-- Start Excerpted data --

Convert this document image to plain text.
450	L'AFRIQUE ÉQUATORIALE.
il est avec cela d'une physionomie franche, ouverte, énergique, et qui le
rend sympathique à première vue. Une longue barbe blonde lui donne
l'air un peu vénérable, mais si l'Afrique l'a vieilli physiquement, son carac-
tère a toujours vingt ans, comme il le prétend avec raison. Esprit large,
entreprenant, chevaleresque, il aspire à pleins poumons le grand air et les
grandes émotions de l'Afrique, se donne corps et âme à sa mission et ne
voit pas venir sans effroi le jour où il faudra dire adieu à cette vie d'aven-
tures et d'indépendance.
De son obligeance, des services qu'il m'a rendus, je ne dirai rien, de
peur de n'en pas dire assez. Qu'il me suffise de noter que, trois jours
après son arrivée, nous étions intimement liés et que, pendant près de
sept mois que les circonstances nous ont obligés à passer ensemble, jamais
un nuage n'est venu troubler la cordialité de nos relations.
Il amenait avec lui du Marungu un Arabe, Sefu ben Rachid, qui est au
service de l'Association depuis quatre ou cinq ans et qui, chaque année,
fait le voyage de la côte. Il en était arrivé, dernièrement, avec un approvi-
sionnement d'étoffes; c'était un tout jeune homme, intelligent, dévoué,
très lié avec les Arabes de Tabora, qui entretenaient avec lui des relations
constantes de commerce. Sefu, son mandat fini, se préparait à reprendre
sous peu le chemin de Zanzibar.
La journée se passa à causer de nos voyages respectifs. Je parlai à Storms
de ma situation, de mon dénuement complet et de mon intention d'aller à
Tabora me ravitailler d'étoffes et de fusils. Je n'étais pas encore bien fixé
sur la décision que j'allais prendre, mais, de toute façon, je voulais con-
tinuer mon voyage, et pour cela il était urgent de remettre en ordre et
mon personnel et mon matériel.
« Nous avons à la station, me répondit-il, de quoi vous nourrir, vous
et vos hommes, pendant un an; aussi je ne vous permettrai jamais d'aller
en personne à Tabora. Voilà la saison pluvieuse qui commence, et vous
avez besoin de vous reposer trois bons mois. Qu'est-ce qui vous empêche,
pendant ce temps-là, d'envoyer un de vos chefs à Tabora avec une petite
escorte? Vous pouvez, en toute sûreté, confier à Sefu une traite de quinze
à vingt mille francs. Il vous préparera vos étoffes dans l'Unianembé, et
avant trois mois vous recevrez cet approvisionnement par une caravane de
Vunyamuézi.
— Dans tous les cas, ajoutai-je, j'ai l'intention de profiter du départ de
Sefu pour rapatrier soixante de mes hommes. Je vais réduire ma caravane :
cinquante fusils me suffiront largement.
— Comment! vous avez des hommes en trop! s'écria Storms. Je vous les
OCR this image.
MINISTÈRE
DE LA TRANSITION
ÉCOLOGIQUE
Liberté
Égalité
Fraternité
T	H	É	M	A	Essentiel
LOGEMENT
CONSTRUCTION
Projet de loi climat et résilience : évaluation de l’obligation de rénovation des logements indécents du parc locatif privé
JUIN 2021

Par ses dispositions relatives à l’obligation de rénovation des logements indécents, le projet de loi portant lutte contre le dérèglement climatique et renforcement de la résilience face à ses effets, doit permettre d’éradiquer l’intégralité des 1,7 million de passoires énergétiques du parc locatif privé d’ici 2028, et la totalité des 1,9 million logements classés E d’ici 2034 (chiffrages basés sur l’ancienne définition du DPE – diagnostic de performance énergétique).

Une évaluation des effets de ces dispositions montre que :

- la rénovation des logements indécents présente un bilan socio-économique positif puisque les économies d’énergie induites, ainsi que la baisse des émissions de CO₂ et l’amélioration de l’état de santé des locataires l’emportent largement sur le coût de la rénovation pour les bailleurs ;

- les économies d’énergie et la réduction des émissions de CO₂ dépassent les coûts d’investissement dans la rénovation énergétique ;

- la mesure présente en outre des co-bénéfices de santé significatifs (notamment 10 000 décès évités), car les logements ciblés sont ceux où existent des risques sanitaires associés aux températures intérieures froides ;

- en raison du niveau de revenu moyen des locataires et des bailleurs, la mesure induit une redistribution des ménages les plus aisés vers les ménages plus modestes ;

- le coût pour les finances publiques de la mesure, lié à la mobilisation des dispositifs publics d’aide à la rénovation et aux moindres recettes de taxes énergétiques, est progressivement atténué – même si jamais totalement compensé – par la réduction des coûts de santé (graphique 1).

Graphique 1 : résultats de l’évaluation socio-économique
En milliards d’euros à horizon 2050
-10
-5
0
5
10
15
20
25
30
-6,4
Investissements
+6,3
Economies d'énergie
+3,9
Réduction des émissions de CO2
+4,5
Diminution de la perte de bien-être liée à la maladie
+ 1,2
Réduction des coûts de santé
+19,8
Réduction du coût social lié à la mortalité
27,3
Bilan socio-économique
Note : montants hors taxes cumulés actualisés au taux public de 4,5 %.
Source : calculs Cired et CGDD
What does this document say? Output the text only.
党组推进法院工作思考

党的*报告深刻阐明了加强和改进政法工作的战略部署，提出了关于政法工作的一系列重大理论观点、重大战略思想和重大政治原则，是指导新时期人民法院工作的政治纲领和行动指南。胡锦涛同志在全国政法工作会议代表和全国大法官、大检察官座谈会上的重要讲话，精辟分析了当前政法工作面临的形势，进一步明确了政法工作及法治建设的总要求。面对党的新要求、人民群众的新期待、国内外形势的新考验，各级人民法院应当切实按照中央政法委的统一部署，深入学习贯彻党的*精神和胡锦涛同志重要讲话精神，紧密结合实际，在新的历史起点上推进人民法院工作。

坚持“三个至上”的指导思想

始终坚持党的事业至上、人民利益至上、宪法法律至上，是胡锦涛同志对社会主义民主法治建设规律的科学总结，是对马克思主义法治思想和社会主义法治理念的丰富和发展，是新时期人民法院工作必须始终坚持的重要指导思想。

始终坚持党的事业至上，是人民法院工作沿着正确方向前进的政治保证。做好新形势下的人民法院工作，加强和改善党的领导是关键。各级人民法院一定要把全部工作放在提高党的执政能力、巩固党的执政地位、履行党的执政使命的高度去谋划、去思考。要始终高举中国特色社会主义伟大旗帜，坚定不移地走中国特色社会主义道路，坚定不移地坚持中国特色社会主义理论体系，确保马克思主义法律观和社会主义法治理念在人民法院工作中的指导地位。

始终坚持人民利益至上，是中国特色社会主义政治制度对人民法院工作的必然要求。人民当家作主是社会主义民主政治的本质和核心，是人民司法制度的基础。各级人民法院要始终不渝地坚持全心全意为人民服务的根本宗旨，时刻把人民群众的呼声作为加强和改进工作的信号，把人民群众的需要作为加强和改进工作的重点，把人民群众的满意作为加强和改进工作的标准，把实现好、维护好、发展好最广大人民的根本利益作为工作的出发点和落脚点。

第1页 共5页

-- End Excerpted data --

#### Given request
Return all lines containing "était".

#### Exercise output
fait le voyage de la côte. Il en était arrivé, dernièrement, avec un approvi-
sionnement d'étoffes; c'était un tout jeune homme, intelligent, dévoué,
tinuer mon voyage, et pour cela il était urgent de remettre en ordre et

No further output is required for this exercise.